■ DIRECTIONS FOR THIS TASK ■
Return every line of the listing below unchanged, leaving out the pictures.

■ INPUT MATERIAL ■
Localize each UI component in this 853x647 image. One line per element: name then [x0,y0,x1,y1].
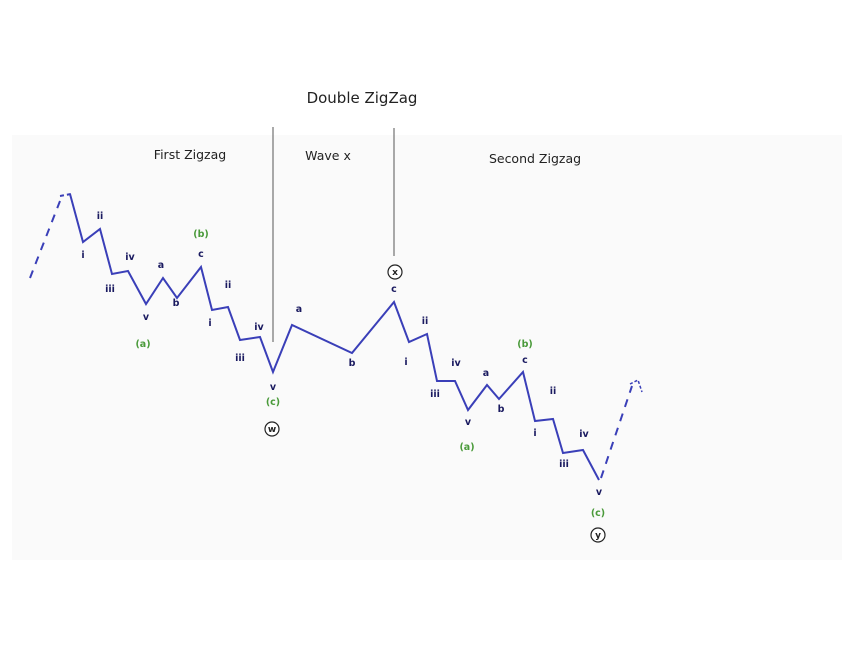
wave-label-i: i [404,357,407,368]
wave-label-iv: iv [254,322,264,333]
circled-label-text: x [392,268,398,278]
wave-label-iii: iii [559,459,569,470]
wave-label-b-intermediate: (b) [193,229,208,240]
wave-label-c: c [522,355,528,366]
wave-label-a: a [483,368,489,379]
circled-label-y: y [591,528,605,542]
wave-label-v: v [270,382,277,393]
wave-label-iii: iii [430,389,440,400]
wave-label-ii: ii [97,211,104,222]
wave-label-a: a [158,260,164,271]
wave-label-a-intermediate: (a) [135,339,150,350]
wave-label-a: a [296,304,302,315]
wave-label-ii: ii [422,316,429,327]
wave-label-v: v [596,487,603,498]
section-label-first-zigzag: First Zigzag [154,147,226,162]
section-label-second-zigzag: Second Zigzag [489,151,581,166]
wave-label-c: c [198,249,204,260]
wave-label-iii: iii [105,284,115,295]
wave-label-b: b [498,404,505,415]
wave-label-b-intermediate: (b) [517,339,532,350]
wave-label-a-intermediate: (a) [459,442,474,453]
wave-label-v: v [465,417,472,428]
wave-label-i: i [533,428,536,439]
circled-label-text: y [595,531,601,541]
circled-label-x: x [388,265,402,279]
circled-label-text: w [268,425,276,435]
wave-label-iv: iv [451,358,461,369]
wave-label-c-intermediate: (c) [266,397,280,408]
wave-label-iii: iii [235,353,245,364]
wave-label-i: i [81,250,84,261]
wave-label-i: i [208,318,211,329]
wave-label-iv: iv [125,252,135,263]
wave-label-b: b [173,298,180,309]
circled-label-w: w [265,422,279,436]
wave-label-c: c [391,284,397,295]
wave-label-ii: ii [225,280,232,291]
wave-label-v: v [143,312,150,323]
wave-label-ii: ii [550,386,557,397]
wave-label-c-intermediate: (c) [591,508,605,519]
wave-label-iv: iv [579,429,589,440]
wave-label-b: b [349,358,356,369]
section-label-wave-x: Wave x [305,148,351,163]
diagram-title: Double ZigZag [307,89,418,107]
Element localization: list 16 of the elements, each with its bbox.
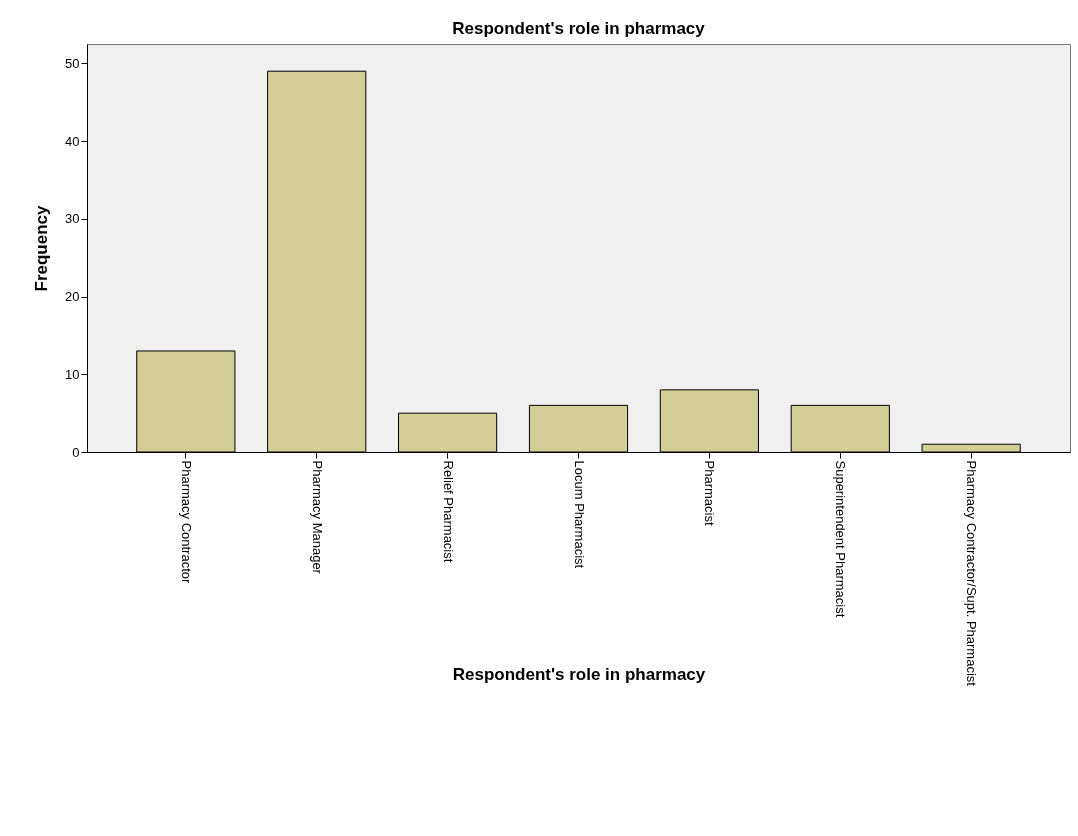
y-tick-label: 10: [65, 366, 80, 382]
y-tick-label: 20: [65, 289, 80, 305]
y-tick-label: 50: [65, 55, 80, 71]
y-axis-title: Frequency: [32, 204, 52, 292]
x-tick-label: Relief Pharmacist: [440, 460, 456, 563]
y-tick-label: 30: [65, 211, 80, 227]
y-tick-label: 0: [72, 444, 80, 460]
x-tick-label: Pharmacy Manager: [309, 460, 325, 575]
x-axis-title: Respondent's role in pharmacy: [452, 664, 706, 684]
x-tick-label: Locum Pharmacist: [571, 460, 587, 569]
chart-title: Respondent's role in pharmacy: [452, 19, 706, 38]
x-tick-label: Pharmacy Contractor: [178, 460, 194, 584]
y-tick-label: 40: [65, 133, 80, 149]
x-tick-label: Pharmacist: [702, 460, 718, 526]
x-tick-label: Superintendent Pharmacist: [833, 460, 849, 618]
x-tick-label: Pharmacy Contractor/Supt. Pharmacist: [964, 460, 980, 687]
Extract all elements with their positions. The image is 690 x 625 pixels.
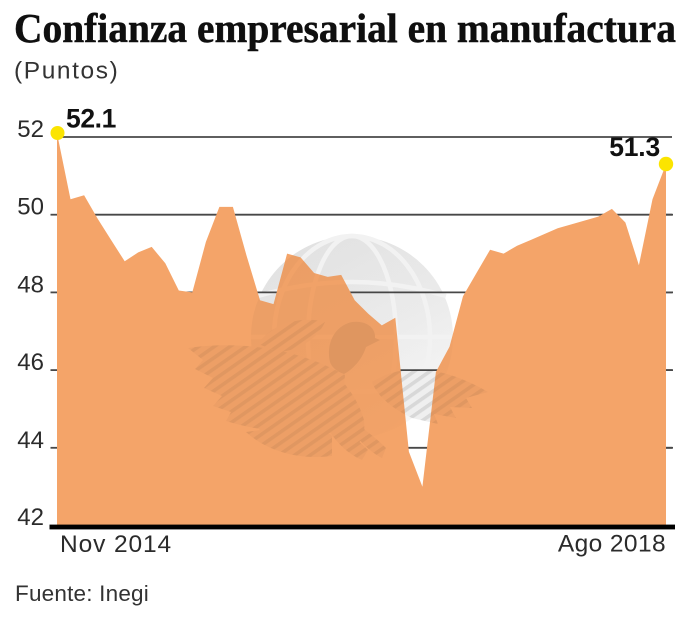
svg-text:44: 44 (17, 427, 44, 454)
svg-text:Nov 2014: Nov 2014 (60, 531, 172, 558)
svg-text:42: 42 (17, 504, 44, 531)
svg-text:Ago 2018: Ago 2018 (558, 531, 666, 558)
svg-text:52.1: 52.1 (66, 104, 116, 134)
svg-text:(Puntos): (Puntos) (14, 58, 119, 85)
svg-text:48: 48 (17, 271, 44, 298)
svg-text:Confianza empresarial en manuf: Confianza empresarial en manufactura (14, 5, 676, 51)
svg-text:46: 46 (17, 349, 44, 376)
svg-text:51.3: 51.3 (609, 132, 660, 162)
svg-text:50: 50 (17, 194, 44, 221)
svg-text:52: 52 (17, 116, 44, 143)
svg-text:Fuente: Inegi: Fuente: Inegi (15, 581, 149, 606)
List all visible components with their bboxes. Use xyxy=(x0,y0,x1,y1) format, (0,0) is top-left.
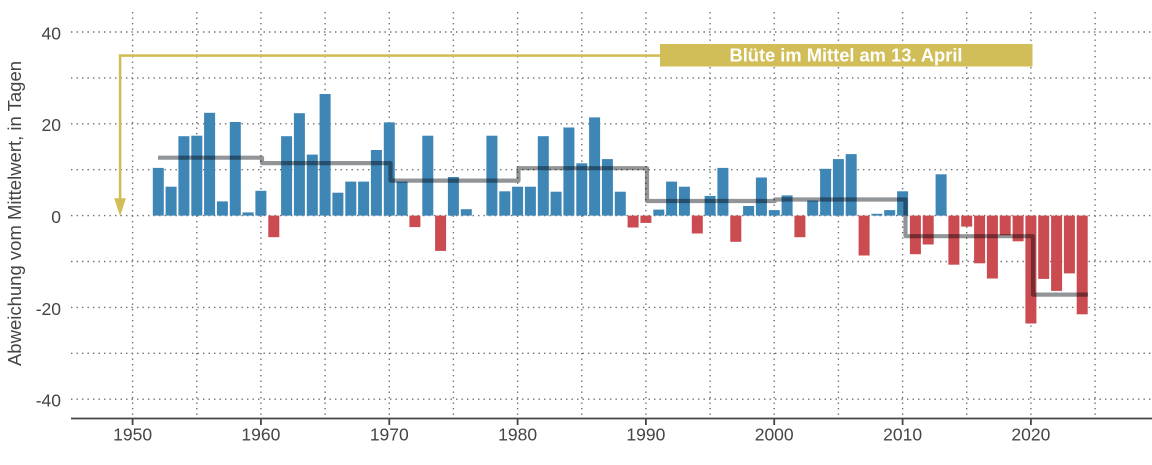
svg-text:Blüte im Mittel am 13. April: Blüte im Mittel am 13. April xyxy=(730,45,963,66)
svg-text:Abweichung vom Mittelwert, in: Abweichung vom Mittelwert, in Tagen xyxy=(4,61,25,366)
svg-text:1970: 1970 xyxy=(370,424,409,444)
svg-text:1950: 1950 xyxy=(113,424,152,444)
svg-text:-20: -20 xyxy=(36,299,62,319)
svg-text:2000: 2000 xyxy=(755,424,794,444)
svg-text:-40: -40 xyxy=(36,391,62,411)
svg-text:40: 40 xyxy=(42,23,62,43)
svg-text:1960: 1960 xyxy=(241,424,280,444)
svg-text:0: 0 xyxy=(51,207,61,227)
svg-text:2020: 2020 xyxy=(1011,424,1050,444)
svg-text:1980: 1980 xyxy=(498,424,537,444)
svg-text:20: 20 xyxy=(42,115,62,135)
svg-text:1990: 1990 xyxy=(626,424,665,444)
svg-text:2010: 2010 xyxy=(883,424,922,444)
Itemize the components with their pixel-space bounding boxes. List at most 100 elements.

■ EXPECTED OUTPUT ■
Localize each UI component in this 853x647 image. One line per element: name then [x0,y0,x1,y1].
wave-label-i: i [404,357,407,368]
wave-label-iv: iv [254,322,264,333]
circled-label-text: x [392,268,398,278]
wave-label-iii: iii [559,459,569,470]
wave-label-b-intermediate: (b) [193,229,208,240]
wave-label-c: c [522,355,528,366]
wave-label-a: a [483,368,489,379]
circled-label-y: y [591,528,605,542]
wave-label-v: v [270,382,277,393]
wave-label-iii: iii [430,389,440,400]
wave-label-ii: ii [97,211,104,222]
wave-label-a: a [158,260,164,271]
wave-label-a-intermediate: (a) [135,339,150,350]
wave-label-a: a [296,304,302,315]
wave-label-ii: ii [422,316,429,327]
wave-label-v: v [596,487,603,498]
section-label-first-zigzag: First Zigzag [154,147,226,162]
section-label-second-zigzag: Second Zigzag [489,151,581,166]
wave-label-c: c [198,249,204,260]
wave-label-iii: iii [105,284,115,295]
wave-label-b: b [498,404,505,415]
wave-label-b-intermediate: (b) [517,339,532,350]
wave-label-a-intermediate: (a) [459,442,474,453]
wave-label-v: v [465,417,472,428]
wave-label-i: i [533,428,536,439]
circled-label-text: y [595,531,601,541]
circled-label-x: x [388,265,402,279]
circled-label-text: w [268,425,276,435]
wave-label-iv: iv [451,358,461,369]
wave-label-c-intermediate: (c) [266,397,280,408]
wave-label-iii: iii [235,353,245,364]
wave-label-i: i [81,250,84,261]
wave-label-i: i [208,318,211,329]
wave-label-iv: iv [125,252,135,263]
wave-label-b: b [173,298,180,309]
circled-label-w: w [265,422,279,436]
wave-label-c: c [391,284,397,295]
wave-label-ii: ii [225,280,232,291]
wave-label-v: v [143,312,150,323]
wave-label-ii: ii [550,386,557,397]
wave-label-c-intermediate: (c) [591,508,605,519]
wave-label-iv: iv [579,429,589,440]
wave-label-b: b [349,358,356,369]
section-label-wave-x: Wave x [305,148,351,163]
diagram-title: Double ZigZag [307,89,418,107]
Element localization: list 16 of the elements, each with its bbox.
y-tick-label: 10: [65, 366, 80, 382]
y-tick-label: 20: [65, 289, 80, 305]
y-tick-label: 50: [65, 55, 80, 71]
y-axis-title: Frequency: [32, 204, 52, 292]
x-tick-label: Relief Pharmacist: [440, 460, 456, 563]
y-tick-label: 30: [65, 211, 80, 227]
y-tick-label: 0: [72, 444, 80, 460]
x-tick-label: Pharmacy Manager: [309, 460, 325, 575]
x-axis-title: Respondent's role in pharmacy: [452, 664, 706, 684]
x-tick-label: Locum Pharmacist: [571, 460, 587, 569]
chart-title: Respondent's role in pharmacy: [452, 19, 706, 38]
x-tick-label: Pharmacy Contractor: [178, 460, 194, 584]
y-tick-label: 40: [65, 133, 80, 149]
x-tick-label: Pharmacist: [702, 460, 718, 526]
x-tick-label: Superintendent Pharmacist: [833, 460, 849, 618]
x-tick-label: Pharmacy Contractor/Supt. Pharmacist: [964, 460, 980, 687]
Extract all elements with their positions. The image is 690 x 625 pixels.
svg-text:44: 44 (17, 427, 44, 454)
svg-text:Nov 2014: Nov 2014 (60, 531, 172, 558)
svg-text:42: 42 (17, 504, 44, 531)
svg-text:Ago 2018: Ago 2018 (558, 531, 666, 558)
svg-text:52.1: 52.1 (66, 104, 116, 134)
svg-text:(Puntos): (Puntos) (14, 58, 119, 85)
svg-text:48: 48 (17, 271, 44, 298)
svg-text:Confianza empresarial en manuf: Confianza empresarial en manufactura (14, 5, 676, 51)
svg-text:46: 46 (17, 349, 44, 376)
svg-text:51.3: 51.3 (609, 132, 660, 162)
svg-text:50: 50 (17, 194, 44, 221)
svg-text:52: 52 (17, 116, 44, 143)
svg-text:Fuente: Inegi: Fuente: Inegi (15, 581, 149, 606)
List all visible components with their bboxes. Use xyxy=(x0,y0,x1,y1) format, (0,0) is top-left.
svg-text:Blüte im Mittel am 13. April: Blüte im Mittel am 13. April xyxy=(730,45,963,66)
svg-text:Abweichung vom Mittelwert, in: Abweichung vom Mittelwert, in Tagen xyxy=(4,61,25,366)
svg-text:1970: 1970 xyxy=(370,424,409,444)
svg-text:1950: 1950 xyxy=(113,424,152,444)
svg-text:-20: -20 xyxy=(36,299,62,319)
svg-text:2000: 2000 xyxy=(755,424,794,444)
svg-text:-40: -40 xyxy=(36,391,62,411)
svg-text:40: 40 xyxy=(42,23,62,43)
svg-text:1960: 1960 xyxy=(241,424,280,444)
svg-text:0: 0 xyxy=(51,207,61,227)
svg-text:2020: 2020 xyxy=(1011,424,1050,444)
svg-text:1980: 1980 xyxy=(498,424,537,444)
svg-text:20: 20 xyxy=(42,115,62,135)
svg-text:1990: 1990 xyxy=(626,424,665,444)
svg-text:2010: 2010 xyxy=(883,424,922,444)
Itemize the components with their pixel-space bounding boxes. List at most 100 elements.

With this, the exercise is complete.